- _Written problem_: Find each line with the string "Социально" and report it.

— start Material provided —

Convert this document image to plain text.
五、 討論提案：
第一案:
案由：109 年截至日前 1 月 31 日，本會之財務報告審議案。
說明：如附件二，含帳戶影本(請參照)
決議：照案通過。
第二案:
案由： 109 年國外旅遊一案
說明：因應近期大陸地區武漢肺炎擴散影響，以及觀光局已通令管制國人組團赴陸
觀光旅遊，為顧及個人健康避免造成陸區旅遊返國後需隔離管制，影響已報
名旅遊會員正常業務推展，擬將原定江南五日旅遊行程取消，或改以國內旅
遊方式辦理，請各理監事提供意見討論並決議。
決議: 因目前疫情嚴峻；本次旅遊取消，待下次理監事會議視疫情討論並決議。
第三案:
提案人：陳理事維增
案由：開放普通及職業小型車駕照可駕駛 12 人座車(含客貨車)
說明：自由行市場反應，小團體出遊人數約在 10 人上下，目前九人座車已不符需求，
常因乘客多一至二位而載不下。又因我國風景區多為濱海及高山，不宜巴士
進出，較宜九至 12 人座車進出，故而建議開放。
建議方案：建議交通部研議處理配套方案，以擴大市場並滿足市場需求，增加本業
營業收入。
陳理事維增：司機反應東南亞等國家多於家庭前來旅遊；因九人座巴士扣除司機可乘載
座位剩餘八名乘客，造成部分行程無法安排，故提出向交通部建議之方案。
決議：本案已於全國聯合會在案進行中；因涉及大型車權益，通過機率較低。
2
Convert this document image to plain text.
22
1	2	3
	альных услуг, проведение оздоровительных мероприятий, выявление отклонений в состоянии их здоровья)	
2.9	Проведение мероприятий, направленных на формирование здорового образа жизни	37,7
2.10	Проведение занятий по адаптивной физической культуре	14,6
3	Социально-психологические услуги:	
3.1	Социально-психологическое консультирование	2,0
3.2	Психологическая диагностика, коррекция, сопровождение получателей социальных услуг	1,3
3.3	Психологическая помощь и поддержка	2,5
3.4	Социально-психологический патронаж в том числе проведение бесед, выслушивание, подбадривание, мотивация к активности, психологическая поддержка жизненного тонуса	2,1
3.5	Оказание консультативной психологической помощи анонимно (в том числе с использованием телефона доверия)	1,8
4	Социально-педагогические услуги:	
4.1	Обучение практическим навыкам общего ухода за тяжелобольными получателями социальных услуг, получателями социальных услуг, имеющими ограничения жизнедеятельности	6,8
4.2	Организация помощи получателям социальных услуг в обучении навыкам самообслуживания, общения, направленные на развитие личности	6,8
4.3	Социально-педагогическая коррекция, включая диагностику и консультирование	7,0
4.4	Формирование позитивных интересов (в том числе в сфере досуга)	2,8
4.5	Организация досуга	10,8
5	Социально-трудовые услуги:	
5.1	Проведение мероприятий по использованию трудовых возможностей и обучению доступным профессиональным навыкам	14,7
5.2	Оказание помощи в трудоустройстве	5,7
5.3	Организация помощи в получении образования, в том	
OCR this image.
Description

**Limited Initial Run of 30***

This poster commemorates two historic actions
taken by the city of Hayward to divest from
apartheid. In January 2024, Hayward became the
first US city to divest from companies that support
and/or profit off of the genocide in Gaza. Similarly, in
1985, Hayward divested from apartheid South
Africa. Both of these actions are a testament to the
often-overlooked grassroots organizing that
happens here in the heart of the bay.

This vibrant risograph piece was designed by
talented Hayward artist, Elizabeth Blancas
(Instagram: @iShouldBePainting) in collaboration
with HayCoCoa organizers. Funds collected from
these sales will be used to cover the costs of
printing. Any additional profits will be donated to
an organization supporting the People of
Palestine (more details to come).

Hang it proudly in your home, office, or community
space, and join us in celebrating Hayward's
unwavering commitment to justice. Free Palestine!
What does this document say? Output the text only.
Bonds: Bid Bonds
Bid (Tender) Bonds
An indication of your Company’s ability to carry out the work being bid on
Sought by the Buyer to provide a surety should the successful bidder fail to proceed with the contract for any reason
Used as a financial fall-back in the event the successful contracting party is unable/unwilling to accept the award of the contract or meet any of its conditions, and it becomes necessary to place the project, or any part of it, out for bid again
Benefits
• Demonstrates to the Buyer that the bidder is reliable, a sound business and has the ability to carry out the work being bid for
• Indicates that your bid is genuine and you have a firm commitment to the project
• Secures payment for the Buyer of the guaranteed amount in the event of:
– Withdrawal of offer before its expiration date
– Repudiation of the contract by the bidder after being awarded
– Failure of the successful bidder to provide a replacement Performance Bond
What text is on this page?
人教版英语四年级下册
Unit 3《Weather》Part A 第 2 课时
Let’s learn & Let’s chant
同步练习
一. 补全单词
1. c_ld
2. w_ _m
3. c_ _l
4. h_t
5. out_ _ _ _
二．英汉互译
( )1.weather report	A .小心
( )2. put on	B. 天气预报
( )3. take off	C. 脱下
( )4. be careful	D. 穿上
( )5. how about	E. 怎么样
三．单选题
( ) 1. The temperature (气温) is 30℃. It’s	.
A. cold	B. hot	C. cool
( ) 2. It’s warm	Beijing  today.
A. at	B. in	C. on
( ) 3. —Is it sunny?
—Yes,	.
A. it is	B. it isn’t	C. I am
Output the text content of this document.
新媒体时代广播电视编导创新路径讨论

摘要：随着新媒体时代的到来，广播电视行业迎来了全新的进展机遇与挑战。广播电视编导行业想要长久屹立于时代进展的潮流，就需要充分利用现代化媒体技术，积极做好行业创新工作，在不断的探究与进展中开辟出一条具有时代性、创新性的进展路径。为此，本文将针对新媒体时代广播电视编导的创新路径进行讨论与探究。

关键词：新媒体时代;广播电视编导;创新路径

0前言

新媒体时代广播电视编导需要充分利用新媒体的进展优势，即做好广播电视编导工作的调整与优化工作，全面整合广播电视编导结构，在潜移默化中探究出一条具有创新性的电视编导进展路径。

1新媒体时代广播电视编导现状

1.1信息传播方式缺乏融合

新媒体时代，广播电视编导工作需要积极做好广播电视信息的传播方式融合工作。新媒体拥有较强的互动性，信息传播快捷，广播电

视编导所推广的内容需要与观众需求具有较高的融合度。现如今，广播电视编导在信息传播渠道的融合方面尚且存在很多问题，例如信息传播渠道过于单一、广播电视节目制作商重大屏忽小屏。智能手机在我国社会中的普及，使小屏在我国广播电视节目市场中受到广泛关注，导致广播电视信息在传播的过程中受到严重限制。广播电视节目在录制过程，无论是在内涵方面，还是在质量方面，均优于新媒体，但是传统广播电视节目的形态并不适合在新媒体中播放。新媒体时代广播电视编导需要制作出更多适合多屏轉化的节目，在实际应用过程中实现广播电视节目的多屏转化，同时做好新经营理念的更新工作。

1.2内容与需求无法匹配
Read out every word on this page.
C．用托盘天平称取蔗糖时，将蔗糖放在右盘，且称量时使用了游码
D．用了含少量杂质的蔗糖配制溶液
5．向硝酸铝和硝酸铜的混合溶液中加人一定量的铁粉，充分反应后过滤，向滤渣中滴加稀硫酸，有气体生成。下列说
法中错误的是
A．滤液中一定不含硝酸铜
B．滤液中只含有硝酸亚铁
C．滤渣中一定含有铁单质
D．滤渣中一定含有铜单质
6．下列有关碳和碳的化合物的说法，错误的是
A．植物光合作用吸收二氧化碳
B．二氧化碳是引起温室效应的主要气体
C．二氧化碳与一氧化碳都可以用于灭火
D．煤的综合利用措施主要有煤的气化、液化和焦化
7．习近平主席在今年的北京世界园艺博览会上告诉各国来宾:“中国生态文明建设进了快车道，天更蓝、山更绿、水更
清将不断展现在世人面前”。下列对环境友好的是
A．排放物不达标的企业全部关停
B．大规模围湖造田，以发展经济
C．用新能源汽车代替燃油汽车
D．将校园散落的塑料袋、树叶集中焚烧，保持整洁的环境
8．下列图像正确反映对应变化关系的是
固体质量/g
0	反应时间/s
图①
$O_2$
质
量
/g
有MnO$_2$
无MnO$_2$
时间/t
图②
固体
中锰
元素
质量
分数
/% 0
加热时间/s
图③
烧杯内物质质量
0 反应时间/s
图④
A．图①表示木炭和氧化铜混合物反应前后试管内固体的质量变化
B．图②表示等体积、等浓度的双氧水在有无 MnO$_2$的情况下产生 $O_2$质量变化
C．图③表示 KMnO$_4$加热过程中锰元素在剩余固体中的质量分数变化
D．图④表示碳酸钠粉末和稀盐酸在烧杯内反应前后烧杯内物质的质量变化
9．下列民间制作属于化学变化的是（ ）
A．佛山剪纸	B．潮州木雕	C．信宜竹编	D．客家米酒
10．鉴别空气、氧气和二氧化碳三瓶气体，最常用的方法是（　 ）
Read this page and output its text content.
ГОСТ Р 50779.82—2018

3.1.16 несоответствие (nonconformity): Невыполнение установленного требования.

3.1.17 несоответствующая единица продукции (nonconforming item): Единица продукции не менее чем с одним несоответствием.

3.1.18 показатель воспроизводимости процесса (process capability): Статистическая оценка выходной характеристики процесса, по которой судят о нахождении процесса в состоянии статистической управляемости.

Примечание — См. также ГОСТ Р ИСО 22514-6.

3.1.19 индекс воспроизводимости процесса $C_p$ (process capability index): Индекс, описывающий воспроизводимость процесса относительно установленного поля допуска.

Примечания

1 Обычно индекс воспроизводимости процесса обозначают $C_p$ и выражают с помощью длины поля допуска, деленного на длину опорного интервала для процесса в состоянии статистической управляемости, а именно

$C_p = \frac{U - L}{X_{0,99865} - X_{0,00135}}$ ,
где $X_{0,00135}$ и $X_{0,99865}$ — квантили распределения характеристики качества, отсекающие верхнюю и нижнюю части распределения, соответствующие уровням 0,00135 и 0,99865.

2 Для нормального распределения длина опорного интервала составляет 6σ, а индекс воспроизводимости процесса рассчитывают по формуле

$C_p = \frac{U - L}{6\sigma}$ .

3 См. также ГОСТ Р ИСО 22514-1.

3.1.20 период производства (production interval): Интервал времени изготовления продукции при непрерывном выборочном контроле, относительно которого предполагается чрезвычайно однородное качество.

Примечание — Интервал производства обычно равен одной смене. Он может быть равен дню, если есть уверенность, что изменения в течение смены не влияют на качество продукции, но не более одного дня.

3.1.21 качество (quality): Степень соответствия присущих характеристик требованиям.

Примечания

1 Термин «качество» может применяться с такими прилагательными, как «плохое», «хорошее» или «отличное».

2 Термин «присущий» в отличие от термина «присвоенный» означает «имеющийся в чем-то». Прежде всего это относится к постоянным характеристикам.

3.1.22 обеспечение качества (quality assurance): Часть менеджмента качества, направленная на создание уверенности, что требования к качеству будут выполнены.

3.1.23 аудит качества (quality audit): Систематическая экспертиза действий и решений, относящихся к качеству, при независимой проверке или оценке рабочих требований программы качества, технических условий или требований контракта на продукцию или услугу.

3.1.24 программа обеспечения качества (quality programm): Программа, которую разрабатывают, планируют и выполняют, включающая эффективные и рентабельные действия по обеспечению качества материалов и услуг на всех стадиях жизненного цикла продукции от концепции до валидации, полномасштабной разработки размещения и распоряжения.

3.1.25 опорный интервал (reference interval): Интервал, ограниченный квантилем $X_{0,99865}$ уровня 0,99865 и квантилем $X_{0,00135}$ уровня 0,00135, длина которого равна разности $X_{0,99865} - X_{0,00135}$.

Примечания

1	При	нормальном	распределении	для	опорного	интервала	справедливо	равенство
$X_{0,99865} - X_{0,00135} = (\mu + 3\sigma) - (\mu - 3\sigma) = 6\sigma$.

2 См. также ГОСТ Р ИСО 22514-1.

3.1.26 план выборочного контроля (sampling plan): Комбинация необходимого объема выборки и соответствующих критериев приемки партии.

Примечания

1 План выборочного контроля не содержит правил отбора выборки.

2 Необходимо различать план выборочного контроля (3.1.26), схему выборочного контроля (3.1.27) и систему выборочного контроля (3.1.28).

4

— end Material provided —

- _Answer to this task_:
3	Социально-психологические услуги:	
3.1	Социально-психологическое консультирование	2,0
3.4	Социально-психологический патронаж в том числе проведение бесед, выслушивание, подбадривание, мотивация к активности, психологическая поддержка жизненного тонуса	2,1
4	Социально-педагогические услуги:	
4.3	Социально-педагогическая коррекция, включая диагностику и консультирование	7,0
5	Социально-трудовые услуги:	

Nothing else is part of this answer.